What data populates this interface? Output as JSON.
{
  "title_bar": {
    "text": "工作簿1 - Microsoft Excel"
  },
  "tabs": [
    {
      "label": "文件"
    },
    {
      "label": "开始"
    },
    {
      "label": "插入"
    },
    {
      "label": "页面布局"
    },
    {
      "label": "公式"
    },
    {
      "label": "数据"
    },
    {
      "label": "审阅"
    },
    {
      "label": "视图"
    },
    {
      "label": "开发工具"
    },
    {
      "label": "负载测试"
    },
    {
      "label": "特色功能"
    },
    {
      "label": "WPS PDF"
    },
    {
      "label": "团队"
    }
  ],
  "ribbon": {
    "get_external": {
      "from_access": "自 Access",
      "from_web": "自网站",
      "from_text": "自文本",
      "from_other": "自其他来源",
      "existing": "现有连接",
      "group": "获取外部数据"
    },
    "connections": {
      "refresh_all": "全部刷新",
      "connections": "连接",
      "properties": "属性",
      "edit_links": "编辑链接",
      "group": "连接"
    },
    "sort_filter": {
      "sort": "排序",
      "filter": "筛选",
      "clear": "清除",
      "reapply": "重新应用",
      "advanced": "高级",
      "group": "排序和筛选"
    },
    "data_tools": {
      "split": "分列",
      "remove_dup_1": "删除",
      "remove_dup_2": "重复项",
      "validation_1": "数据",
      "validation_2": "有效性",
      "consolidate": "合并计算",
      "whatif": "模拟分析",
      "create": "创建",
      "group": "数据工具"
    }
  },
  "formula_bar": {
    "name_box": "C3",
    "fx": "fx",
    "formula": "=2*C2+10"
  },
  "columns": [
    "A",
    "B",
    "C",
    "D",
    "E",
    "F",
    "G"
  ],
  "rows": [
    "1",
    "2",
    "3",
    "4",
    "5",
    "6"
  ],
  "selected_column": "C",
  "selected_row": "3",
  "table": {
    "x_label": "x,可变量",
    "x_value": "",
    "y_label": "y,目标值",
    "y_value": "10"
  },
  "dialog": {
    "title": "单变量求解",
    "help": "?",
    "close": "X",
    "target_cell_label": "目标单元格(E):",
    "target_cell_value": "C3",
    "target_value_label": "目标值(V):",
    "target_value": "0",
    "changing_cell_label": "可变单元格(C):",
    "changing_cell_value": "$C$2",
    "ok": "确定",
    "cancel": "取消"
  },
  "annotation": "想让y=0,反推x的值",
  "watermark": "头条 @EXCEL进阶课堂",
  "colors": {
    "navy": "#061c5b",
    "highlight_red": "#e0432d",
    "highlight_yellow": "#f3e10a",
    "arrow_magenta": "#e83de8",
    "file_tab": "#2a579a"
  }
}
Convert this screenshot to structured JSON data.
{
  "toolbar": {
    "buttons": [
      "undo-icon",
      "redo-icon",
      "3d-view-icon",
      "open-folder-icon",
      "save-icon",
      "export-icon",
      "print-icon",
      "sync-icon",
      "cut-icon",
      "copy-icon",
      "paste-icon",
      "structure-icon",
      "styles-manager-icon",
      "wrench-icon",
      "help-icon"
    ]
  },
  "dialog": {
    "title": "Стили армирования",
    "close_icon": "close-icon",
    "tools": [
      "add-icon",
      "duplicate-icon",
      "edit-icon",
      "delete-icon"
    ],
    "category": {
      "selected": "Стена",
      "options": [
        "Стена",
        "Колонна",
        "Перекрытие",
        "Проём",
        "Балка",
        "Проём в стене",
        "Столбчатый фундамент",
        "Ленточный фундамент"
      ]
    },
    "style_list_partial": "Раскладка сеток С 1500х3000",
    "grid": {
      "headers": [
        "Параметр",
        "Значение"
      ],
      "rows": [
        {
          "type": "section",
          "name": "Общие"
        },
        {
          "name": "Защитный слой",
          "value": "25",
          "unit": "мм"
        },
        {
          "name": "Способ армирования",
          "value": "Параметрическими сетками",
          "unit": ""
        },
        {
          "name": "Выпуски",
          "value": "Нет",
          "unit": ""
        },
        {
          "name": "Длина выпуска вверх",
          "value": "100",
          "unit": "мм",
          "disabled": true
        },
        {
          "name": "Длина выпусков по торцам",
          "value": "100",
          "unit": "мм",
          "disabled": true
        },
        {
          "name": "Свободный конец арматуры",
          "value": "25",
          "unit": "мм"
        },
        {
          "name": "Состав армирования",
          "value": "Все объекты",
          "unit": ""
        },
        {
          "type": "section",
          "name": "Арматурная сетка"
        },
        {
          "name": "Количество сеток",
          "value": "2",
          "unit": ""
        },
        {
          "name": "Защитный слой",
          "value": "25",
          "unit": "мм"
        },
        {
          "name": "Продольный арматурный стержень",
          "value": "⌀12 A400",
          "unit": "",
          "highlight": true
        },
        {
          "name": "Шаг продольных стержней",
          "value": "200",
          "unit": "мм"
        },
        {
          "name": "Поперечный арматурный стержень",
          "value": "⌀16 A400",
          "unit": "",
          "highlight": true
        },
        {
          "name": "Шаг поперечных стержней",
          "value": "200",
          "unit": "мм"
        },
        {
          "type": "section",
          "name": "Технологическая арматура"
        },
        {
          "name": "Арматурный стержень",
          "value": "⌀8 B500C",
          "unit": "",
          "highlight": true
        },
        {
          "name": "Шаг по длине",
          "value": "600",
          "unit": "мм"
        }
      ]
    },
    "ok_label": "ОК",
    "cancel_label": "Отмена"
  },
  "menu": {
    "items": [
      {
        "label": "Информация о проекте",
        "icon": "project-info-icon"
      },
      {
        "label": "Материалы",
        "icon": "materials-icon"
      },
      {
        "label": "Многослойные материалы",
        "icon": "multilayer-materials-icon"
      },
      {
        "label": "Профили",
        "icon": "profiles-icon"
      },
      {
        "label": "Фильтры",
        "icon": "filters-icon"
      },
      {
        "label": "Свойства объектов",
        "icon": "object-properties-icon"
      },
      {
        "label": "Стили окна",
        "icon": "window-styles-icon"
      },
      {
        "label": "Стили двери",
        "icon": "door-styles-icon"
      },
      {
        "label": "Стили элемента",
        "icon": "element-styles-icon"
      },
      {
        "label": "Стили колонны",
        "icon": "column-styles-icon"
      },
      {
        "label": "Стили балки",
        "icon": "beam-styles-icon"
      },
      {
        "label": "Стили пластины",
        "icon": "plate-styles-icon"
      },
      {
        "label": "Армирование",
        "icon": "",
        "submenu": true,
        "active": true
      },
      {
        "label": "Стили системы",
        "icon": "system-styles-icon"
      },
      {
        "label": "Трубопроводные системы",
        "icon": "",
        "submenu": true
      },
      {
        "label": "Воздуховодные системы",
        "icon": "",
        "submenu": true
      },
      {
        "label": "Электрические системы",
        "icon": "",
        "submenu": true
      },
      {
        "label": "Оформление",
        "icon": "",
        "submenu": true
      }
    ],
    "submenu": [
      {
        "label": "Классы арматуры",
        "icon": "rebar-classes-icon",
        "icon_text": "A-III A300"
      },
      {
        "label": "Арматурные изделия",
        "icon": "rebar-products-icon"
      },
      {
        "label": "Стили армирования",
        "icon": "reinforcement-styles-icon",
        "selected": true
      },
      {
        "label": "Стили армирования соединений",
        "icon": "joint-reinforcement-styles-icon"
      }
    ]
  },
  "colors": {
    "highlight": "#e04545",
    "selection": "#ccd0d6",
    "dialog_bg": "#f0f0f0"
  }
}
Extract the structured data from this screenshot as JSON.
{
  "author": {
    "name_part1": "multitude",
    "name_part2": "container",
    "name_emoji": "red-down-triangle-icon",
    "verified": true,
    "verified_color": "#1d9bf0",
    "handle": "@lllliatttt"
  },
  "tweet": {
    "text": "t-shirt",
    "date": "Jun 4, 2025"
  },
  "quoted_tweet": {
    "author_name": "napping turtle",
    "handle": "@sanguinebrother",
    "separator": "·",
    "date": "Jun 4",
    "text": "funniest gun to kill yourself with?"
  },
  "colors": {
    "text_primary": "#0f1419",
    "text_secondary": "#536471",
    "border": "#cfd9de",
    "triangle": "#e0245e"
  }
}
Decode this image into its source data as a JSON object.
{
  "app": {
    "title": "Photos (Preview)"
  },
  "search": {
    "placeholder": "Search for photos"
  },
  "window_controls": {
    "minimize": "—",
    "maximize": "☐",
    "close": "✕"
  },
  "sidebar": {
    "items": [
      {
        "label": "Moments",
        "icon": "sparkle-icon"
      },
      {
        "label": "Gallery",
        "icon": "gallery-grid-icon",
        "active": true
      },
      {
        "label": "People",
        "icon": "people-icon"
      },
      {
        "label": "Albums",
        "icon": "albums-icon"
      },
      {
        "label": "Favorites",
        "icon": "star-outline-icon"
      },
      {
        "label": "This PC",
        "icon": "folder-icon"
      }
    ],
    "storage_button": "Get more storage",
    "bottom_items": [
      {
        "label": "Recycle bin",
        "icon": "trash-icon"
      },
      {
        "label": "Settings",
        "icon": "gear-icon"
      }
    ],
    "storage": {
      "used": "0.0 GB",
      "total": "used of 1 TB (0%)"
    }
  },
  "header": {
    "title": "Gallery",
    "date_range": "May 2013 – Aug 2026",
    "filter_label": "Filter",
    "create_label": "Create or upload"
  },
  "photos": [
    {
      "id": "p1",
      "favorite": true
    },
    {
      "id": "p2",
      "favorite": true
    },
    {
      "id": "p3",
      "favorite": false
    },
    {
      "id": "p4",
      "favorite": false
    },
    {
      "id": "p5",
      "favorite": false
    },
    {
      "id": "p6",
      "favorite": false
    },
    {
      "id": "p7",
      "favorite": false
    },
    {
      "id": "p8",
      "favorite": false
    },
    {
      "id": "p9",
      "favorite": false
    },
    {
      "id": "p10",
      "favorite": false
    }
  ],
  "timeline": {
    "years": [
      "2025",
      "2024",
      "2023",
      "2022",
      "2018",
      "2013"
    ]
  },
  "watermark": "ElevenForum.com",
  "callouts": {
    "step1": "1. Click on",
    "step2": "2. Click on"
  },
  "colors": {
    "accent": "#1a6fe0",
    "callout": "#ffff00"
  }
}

#### [Task to complete]
Show all lines in the entries above where the word "object" appears.

#### [Answer for this exercise]
        "icon": "object-properties-icon"
Decode this image into its source data as a JSON object.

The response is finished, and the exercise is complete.